--- Task prompt ---
An exact reproduction of the records is required, with all pictures omitted.

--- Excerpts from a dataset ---

"""

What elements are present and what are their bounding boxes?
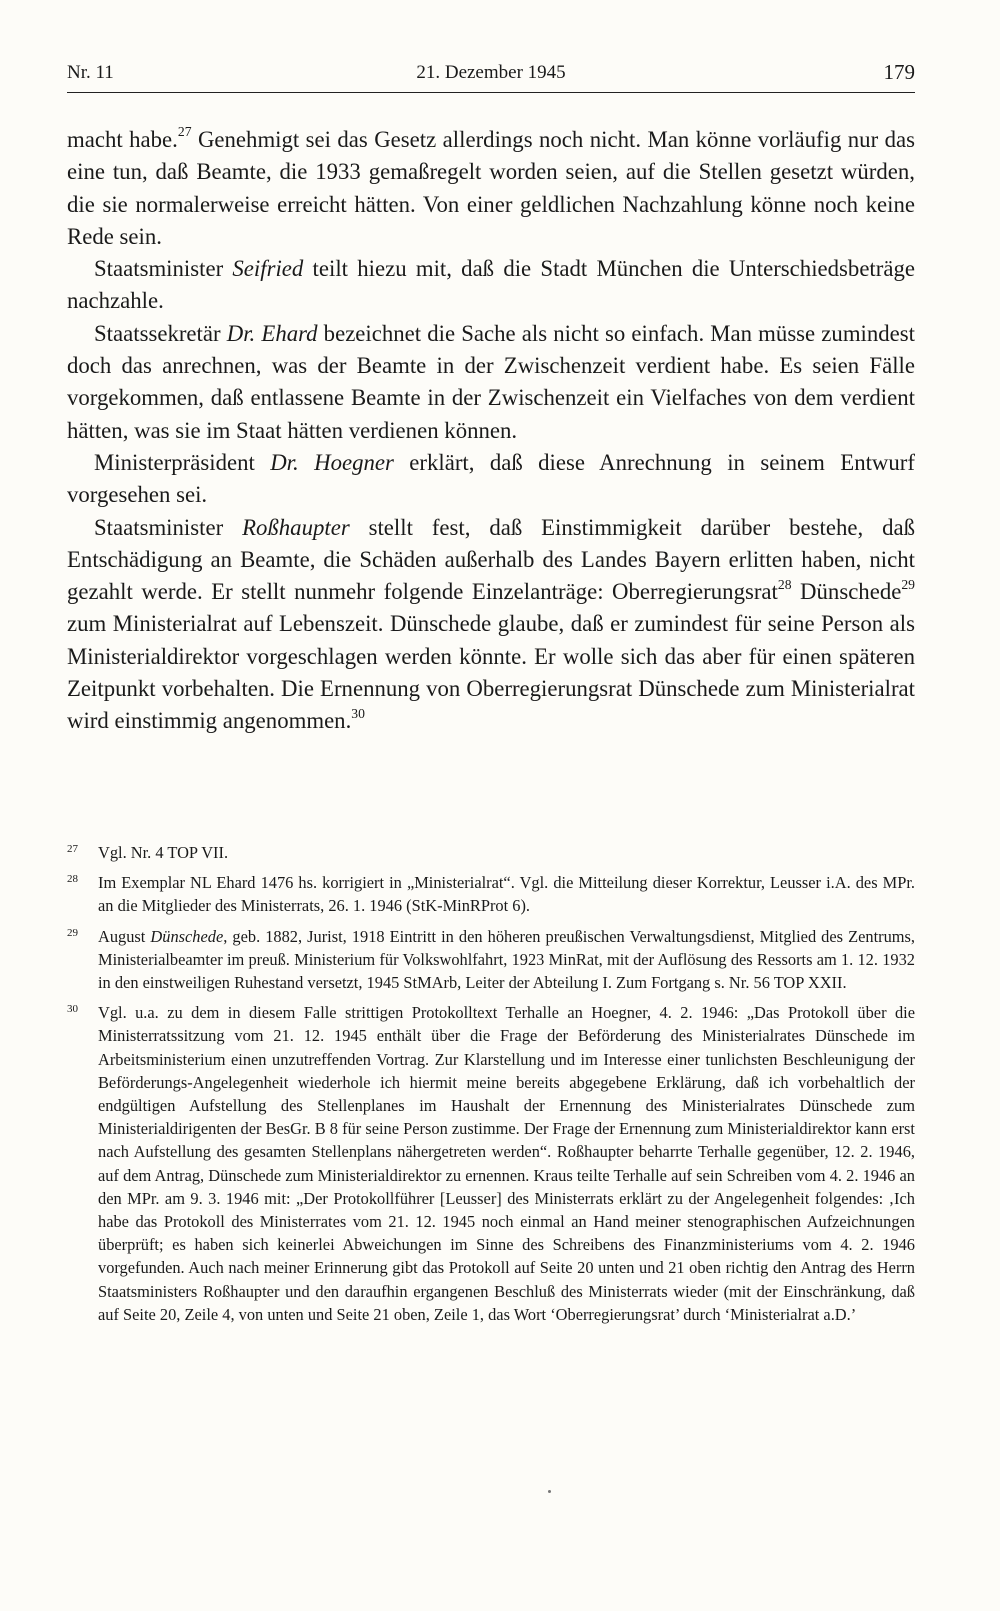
- speaker-name: Roßhaupter: [242, 514, 350, 540]
- header-date: 21. Dezember 1945: [416, 62, 566, 83]
- paragraph-3: [67, 318, 915, 447]
- footnote-ref-30[interactable]: 30: [351, 705, 365, 721]
- paragraph-2: [67, 253, 915, 318]
- footnote-27: [67, 841, 915, 864]
- footnote-29: [67, 925, 915, 995]
- footnote-text: August: [98, 926, 151, 946]
- document-number: Nr. 11: [67, 62, 114, 83]
- ink-speck: [548, 1490, 551, 1493]
- text-run: Staatsminister: [94, 256, 233, 282]
- text-run: Genehmigt sei das Gesetz allerdings noch nicht. Man könne vorläufig nur das eine tun, daß Beamte, die 1933 gemaßregelt worden seien, auf die Stellen gesetzt würden, die sie normalerweise erreicht hätten. Von einer geldlichen Nachzahlung könne noch keine Rede sein.: [67, 127, 915, 249]
- footnote-ref-28[interactable]: 28: [777, 576, 792, 592]
- running-header: [67, 62, 915, 93]
- speaker-title: Dr.: [270, 449, 299, 475]
- paragraph-4: [67, 447, 915, 512]
- footnote-number: 29: [67, 926, 78, 939]
- footnote-text: Vgl. Nr. 4 TOP VII.: [98, 843, 229, 862]
- speaker-name: Seifried: [232, 256, 304, 282]
- person-name: Dünschede: [150, 926, 224, 946]
- footnote-number: 28: [67, 873, 78, 886]
- text-run: Staatsminister: [94, 514, 243, 540]
- text-run: erklärt, daß diese Anrechnung in seinem Entwurf vorgesehen sei.: [67, 449, 915, 508]
- footnote-text: Im Exemplar NL Ehard 1476 hs. korrigiert in „Ministerialrat“. Vgl. die Mitteilung dieser Korrektur, Leusser i.A. des MPr. an die Mitglieder des Ministerrats, 26. 1. 1946 (StK-MinRProt 6).: [98, 873, 915, 916]
- text-run: Staatssekretär: [94, 320, 227, 346]
- footnote-ref-29[interactable]: 29: [901, 576, 915, 592]
- main-text: [67, 124, 915, 738]
- text-run: teilt hiezu mit, daß die Stadt München die Unterschiedsbeträge nachzahle.: [67, 256, 915, 314]
- text-run: bezeichnet die Sache als nicht so einfach. Man müsse zumindest doch das anrechnen, was der Beamte in der Zwischenzeit verdient habe. Es seien Fälle vorgekommen, daß entlassene Beamte in der Zwischenzeit ein Vielfaches von dem verdient hätten, was sie im Staat hätten verdienen können.: [67, 320, 916, 443]
- footnote-28: [67, 871, 915, 917]
- footnote-text: Vgl. u.a. zu dem in diesem Falle strittigen Protokolltext Terhalle an Hoegner, 4. 2. 1946: „Das Protokoll über die Ministerratssitzung vom 21. 12. 1945 enthält über die Frage der Beförderung des Ministerialrates Dünschede im Arbeitsministerium einen unzutreffenden Vortrag. Zur Klarstellung und im Interesse einer tunlichsten Beschleunigung der Beförderungs-Angelegenheit wiederhole ich hiermit meine bereits abgegebene Erklärung, daß ich vorbehaltlich der endgültigen Aufstellung des Stellenplanes im Haushalt der Ernennung des Ministerialrates Dünschede zum Ministerialdirigenten der BesGr. B 8 für seine Person zustimme. Der Frage der Ernennung zum Ministerialdirektor kann erst nach Aufstellung des gesamten Stellenplans nähergetreten werden“. Roßhaupter beharrte Terhalle gegenüber, 12. 2. 1946, auf dem Antrag, Dünschede zum Ministerialdirektor zu ernennen. Kraus teilte Terhalle auf sein Schreiben vom 4. 2. 1946 an den MPr. am 9. 3. 1946 mit: „Der Protokollführer [Leusser] des Ministerrats erklärt zu der Angelegenheit folgendes: ‚Ich habe das Protokoll des Ministerrates vom 21. 12. 1945 noch einmal an Hand meiner stenographischen Aufzeichnungen überprüft; es haben sich keinerlei Abweichungen im Sinne des Schreibens des Finanzministeriums vom 4. 2. 1946 vorgefunden. Auch nach meiner Erinnerung gibt das Protokoll auf Seite 20 unten und 21 oben richtig den Antrag des Herrn Staatsministers Roßhaupter und den daraufhin ergangenen Beschluß des Ministerrats wieder (mit der Einschränkung, daß auf Seite 20, Zeile 4, von unten und Seite 21 oben, Zeile 1, das Wort ‘Oberregierungsrat’ durch ‘Ministerialrat a.D.’: [98, 1003, 915, 1324]
- paragraph-5: [67, 512, 915, 738]
- speaker-name: Ehard: [261, 320, 318, 346]
- text-run: Dünschede: [791, 579, 902, 605]
- text-run: stellt fest, daß Einstimmigkeit darüber bestehe, daß Entschädigung an Beamte, die Schäden außerhalb des Landes Bayern erlitten haben, nicht gezahlt werde. Er stellt nunmehr folgende Einzelanträge: Oberregierungsrat: [67, 514, 915, 605]
- footnote-ref-27[interactable]: 27: [177, 124, 192, 140]
- page-number: 179: [883, 60, 915, 84]
- footnote-number: 27: [67, 843, 78, 855]
- footnote-text: , geb. 1882, Jurist, 1918 Eintritt in den höheren preußischen Verwaltungsdienst, Mitglied des Zentrums, Ministerialbeamter im preuß. Ministerium für Volkswohlfahrt, 1923 MinRat, mit der Auflösung des Ressorts am 1. 12. 1932 in den einstweiligen Ruhestand versetzt, 1945 StMArb, Leiter der Abteilung I. Zum Fortgang s. Nr. 56 TOP XXII.: [98, 926, 916, 993]
- footnotes: [67, 841, 915, 1333]
- footnote-30: [67, 1001, 915, 1326]
- text-run: zum Ministerialrat auf Lebenszeit. Dünschede glaube, daß er zumindest für seine Person als Ministerialdirektor vorgeschlagen werden könnte. Er wolle sich das aber für einen späteren Zeitpunkt vorbehalten. Die Ernennung von Oberregierungsrat Dünschede zum Ministerialrat wird einstimmig angenommen.: [67, 611, 915, 734]
- speaker-name: Hoegner: [314, 449, 394, 475]
- paragraph-1: [67, 124, 915, 253]
- speaker-title: Dr.: [226, 320, 256, 346]
- text-run: macht habe.: [67, 127, 178, 152]
- footnote-number: 30: [67, 1003, 78, 1016]
- text-run: Ministerpräsident: [94, 449, 271, 475]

"""

--- Solution for this task ---
What elements are present and what are their bounding boxes?
- speaker-name: Roßhaupter: [242, 514, 350, 540]
- header-date: 21. Dezember 1945: [416, 62, 566, 83]
- paragraph-3: [67, 318, 915, 447]
- footnote-ref-30[interactable]: 30: [351, 705, 365, 721]
- paragraph-2: [67, 253, 915, 318]
- footnote-27: [67, 841, 915, 864]
- footnote-29: [67, 925, 915, 995]
- footnote-text: August: [98, 926, 151, 946]
- document-number: Nr. 11: [67, 62, 114, 83]
- ink-speck: [548, 1490, 551, 1493]
- text-run: Staatsminister: [94, 256, 233, 282]
- text-run: Genehmigt sei das Gesetz allerdings noch nicht. Man könne vorläufig nur das eine tun, daß Beamte, die 1933 gemaßregelt worden seien, auf die Stellen gesetzt würden, die sie normalerweise erreicht hätten. Von einer geldlichen Nachzahlung könne noch keine Rede sein.: [67, 127, 915, 249]
- footnote-ref-28[interactable]: 28: [777, 576, 792, 592]
- running-header: [67, 62, 915, 93]
- speaker-title: Dr.: [270, 449, 299, 475]
- paragraph-4: [67, 447, 915, 512]
- footnote-number: 29: [67, 926, 78, 939]
- footnote-text: Vgl. Nr. 4 TOP VII.: [98, 843, 229, 862]
- speaker-name: Seifried: [232, 256, 304, 282]
- person-name: Dünschede: [150, 926, 224, 946]
- footnote-number: 28: [67, 873, 78, 886]
- text-run: Staatsminister: [94, 514, 243, 540]
- text-run: erklärt, daß diese Anrechnung in seinem Entwurf vorgesehen sei.: [67, 449, 915, 508]
- footnote-text: Im Exemplar NL Ehard 1476 hs. korrigiert in „Ministerialrat“. Vgl. die Mitteilung dieser Korrektur, Leusser i.A. des MPr. an die Mitglieder des Ministerrats, 26. 1. 1946 (StK-MinRProt 6).: [98, 873, 915, 916]
- text-run: Staatssekretär: [94, 320, 227, 346]
- footnote-ref-29[interactable]: 29: [901, 576, 915, 592]
- main-text: [67, 124, 915, 738]
- text-run: teilt hiezu mit, daß die Stadt München die Unterschiedsbeträge nachzahle.: [67, 256, 915, 314]
- text-run: bezeichnet die Sache als nicht so einfach. Man müsse zumindest doch das anrechnen, was der Beamte in der Zwischenzeit verdient habe. Es seien Fälle vorgekommen, daß entlassene Beamte in der Zwischenzeit ein Vielfaches von dem verdient hätten, was sie im Staat hätten verdienen können.: [67, 320, 916, 443]
- footnote-28: [67, 871, 915, 917]
- footnote-text: Vgl. u.a. zu dem in diesem Falle strittigen Protokolltext Terhalle an Hoegner, 4. 2. 1946: „Das Protokoll über die Ministerratssitzung vom 21. 12. 1945 enthält über die Frage der Beförderung des Ministerialrates Dünschede im Arbeitsministerium einen unzutreffenden Vortrag. Zur Klarstellung und im Interesse einer tunlichsten Beschleunigung der Beförderungs-Angelegenheit wiederhole ich hiermit meine bereits abgegebene Erklärung, daß ich vorbehaltlich der endgültigen Aufstellung des Stellenplanes im Haushalt der Ernennung des Ministerialrates Dünschede zum Ministerialdirigenten der BesGr. B 8 für seine Person zustimme. Der Frage der Ernennung zum Ministerialdirektor kann erst nach Aufstellung des gesamten Stellenplans nähergetreten werden“. Roßhaupter beharrte Terhalle gegenüber, 12. 2. 1946, auf dem Antrag, Dünschede zum Ministerialdirektor zu ernennen. Kraus teilte Terhalle auf sein Schreiben vom 4. 2. 1946 an den MPr. am 9. 3. 1946 mit: „Der Protokollführer [Leusser] des Ministerrats erklärt zu der Angelegenheit folgendes: ‚Ich habe das Protokoll des Ministerrates vom 21. 12. 1945 noch einmal an Hand meiner stenographischen Aufzeichnungen überprüft; es haben sich keinerlei Abweichungen im Sinne des Schreibens des Finanzministeriums vom 4. 2. 1946 vorgefunden. Auch nach meiner Erinnerung gibt das Protokoll auf Seite 20 unten und 21 oben richtig den Antrag des Herrn Staatsministers Roßhaupter und den daraufhin ergangenen Beschluß des Ministerrats wieder (mit der Einschränkung, daß auf Seite 20, Zeile 4, von unten und Seite 21 oben, Zeile 1, das Wort ‘Oberregierungsrat’ durch ‘Ministerialrat a.D.’: [98, 1003, 915, 1324]
- paragraph-5: [67, 512, 915, 738]
- speaker-name: Ehard: [261, 320, 318, 346]
- text-run: Dünschede: [791, 579, 902, 605]
- text-run: stellt fest, daß Einstimmigkeit darüber bestehe, daß Entschädigung an Beamte, die Schäden außerhalb des Landes Bayern erlitten haben, nicht gezahlt werde. Er stellt nunmehr folgende Einzelanträge: Oberregierungsrat: [67, 514, 915, 605]
- footnote-ref-27[interactable]: 27: [177, 124, 192, 140]
- page-number: 179: [883, 60, 915, 84]
- footnote-number: 27: [67, 843, 78, 855]
- footnote-text: , geb. 1882, Jurist, 1918 Eintritt in den höheren preußischen Verwaltungsdienst, Mitglied des Zentrums, Ministerialbeamter im preuß. Ministerium für Volkswohlfahrt, 1923 MinRat, mit der Auflösung des Ressorts am 1. 12. 1932 in den einstweiligen Ruhestand versetzt, 1945 StMArb, Leiter der Abteilung I. Zum Fortgang s. Nr. 56 TOP XXII.: [98, 926, 916, 993]
- footnotes: [67, 841, 915, 1333]
- footnote-30: [67, 1001, 915, 1326]
- text-run: zum Ministerialrat auf Lebenszeit. Dünschede glaube, daß er zumindest für seine Person als Ministerialdirektor vorgeschlagen werden könnte. Er wolle sich das aber für einen späteren Zeitpunkt vorbehalten. Die Ernennung von Oberregierungsrat Dünschede zum Ministerialrat wird einstimmig angenommen.: [67, 611, 915, 734]
- speaker-name: Hoegner: [314, 449, 394, 475]
- paragraph-1: [67, 124, 915, 253]
- speaker-title: Dr.: [226, 320, 256, 346]
- text-run: macht habe.: [67, 127, 178, 152]
- footnote-number: 30: [67, 1003, 78, 1016]
- text-run: Ministerpräsident: [94, 449, 271, 475]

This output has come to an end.